Reproduce every entry below precisely; do not include the pictures.

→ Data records
· · · ·

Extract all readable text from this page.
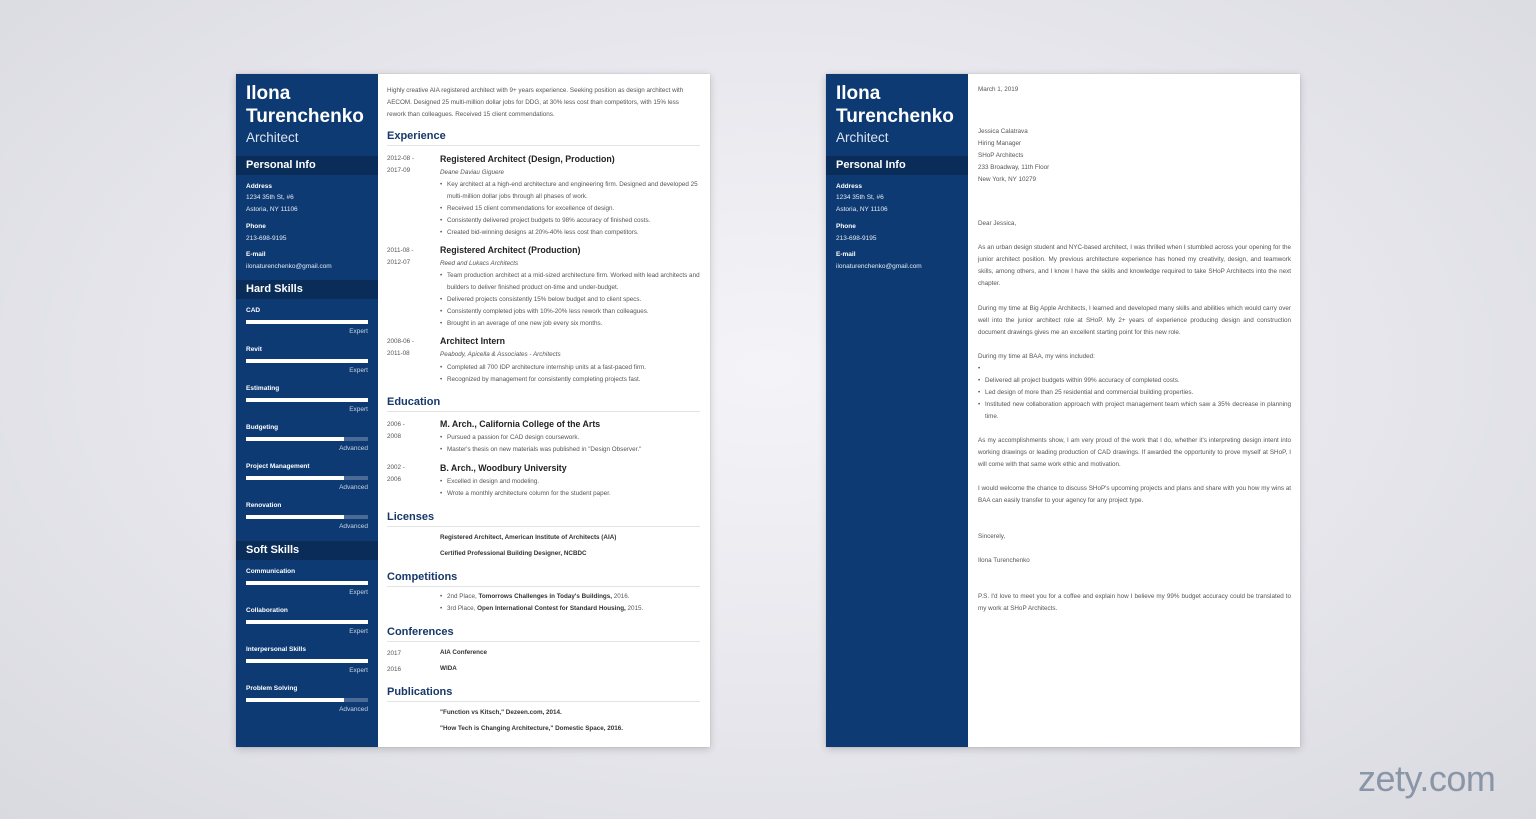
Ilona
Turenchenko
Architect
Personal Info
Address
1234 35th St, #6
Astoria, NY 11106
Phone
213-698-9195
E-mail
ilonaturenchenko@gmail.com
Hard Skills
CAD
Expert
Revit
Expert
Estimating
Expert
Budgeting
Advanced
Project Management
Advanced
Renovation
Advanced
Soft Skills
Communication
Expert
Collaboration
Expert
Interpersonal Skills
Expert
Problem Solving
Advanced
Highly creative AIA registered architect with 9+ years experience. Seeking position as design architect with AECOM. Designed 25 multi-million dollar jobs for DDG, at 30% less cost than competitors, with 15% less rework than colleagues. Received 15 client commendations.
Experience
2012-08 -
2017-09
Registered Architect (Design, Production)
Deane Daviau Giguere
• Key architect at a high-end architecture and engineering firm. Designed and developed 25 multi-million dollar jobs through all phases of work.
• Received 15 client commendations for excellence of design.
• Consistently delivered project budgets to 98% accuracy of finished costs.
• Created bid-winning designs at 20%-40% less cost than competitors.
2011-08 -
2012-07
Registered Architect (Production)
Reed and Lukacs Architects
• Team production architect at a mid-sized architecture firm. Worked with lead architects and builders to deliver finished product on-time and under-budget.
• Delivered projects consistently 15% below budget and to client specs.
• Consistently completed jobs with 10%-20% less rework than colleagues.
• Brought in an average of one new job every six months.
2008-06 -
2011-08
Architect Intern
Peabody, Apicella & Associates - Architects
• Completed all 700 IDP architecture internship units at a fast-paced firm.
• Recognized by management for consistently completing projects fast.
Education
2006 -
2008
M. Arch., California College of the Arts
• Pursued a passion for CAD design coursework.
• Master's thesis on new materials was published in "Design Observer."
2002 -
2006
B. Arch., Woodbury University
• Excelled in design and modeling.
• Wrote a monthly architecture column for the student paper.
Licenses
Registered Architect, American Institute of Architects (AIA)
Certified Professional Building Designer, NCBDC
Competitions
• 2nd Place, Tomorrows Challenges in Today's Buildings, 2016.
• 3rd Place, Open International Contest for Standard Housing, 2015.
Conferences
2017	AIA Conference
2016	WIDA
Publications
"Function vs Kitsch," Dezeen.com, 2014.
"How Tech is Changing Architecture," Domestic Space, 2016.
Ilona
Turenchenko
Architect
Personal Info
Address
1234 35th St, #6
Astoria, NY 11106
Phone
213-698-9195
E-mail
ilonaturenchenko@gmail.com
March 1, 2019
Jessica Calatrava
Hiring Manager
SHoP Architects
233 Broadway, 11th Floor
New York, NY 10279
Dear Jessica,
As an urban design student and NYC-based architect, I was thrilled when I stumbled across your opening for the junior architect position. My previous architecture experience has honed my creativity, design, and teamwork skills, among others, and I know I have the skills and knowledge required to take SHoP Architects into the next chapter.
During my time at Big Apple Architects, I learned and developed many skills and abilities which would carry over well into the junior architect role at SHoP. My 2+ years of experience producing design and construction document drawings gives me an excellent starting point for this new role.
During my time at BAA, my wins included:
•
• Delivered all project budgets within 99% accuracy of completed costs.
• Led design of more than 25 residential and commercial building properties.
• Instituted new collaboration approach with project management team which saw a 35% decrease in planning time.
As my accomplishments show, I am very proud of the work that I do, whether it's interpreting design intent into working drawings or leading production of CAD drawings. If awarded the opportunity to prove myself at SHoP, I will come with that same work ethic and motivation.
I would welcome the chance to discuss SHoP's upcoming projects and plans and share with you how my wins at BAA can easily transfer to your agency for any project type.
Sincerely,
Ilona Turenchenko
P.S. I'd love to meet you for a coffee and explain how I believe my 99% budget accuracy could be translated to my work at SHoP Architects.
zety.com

· · · ·

→ EXERCISE SOLUTION
Extract all readable text from this page.
Ilona
Turenchenko
Architect
Personal Info
Address
1234 35th St, #6
Astoria, NY 11106
Phone
213-698-9195
E-mail
ilonaturenchenko@gmail.com
Hard Skills
CAD
Expert
Revit
Expert
Estimating
Expert
Budgeting
Advanced
Project Management
Advanced
Renovation
Advanced
Soft Skills
Communication
Expert
Collaboration
Expert
Interpersonal Skills
Expert
Problem Solving
Advanced
Highly creative AIA registered architect with 9+ years experience. Seeking position as design architect with AECOM. Designed 25 multi-million dollar jobs for DDG, at 30% less cost than competitors, with 15% less rework than colleagues. Received 15 client commendations.
Experience
2012-08 -
2017-09
Registered Architect (Design, Production)
Deane Daviau Giguere
• Key architect at a high-end architecture and engineering firm. Designed and developed 25 multi-million dollar jobs through all phases of work.
• Received 15 client commendations for excellence of design.
• Consistently delivered project budgets to 98% accuracy of finished costs.
• Created bid-winning designs at 20%-40% less cost than competitors.
2011-08 -
2012-07
Registered Architect (Production)
Reed and Lukacs Architects
• Team production architect at a mid-sized architecture firm. Worked with lead architects and builders to deliver finished product on-time and under-budget.
• Delivered projects consistently 15% below budget and to client specs.
• Consistently completed jobs with 10%-20% less rework than colleagues.
• Brought in an average of one new job every six months.
2008-06 -
2011-08
Architect Intern
Peabody, Apicella & Associates - Architects
• Completed all 700 IDP architecture internship units at a fast-paced firm.
• Recognized by management for consistently completing projects fast.
Education
2006 -
2008
M. Arch., California College of the Arts
• Pursued a passion for CAD design coursework.
• Master's thesis on new materials was published in "Design Observer."
2002 -
2006
B. Arch., Woodbury University
• Excelled in design and modeling.
• Wrote a monthly architecture column for the student paper.
Licenses
Registered Architect, American Institute of Architects (AIA)
Certified Professional Building Designer, NCBDC
Competitions
• 2nd Place, Tomorrows Challenges in Today's Buildings, 2016.
• 3rd Place, Open International Contest for Standard Housing, 2015.
Conferences
2017	AIA Conference
2016	WIDA
Publications
"Function vs Kitsch," Dezeen.com, 2014.
"How Tech is Changing Architecture," Domestic Space, 2016.
Ilona
Turenchenko
Architect
Personal Info
Address
1234 35th St, #6
Astoria, NY 11106
Phone
213-698-9195
E-mail
ilonaturenchenko@gmail.com
March 1, 2019
Jessica Calatrava
Hiring Manager
SHoP Architects
233 Broadway, 11th Floor
New York, NY 10279
Dear Jessica,
As an urban design student and NYC-based architect, I was thrilled when I stumbled across your opening for the junior architect position. My previous architecture experience has honed my creativity, design, and teamwork skills, among others, and I know I have the skills and knowledge required to take SHoP Architects into the next chapter.
During my time at Big Apple Architects, I learned and developed many skills and abilities which would carry over well into the junior architect role at SHoP. My 2+ years of experience producing design and construction document drawings gives me an excellent starting point for this new role.
During my time at BAA, my wins included:
•
• Delivered all project budgets within 99% accuracy of completed costs.
• Led design of more than 25 residential and commercial building properties.
• Instituted new collaboration approach with project management team which saw a 35% decrease in planning time.
As my accomplishments show, I am very proud of the work that I do, whether it's interpreting design intent into working drawings or leading production of CAD drawings. If awarded the opportunity to prove myself at SHoP, I will come with that same work ethic and motivation.
I would welcome the chance to discuss SHoP's upcoming projects and plans and share with you how my wins at BAA can easily transfer to your agency for any project type.
Sincerely,
Ilona Turenchenko
P.S. I'd love to meet you for a coffee and explain how I believe my 99% budget accuracy could be translated to my work at SHoP Architects.
zety.com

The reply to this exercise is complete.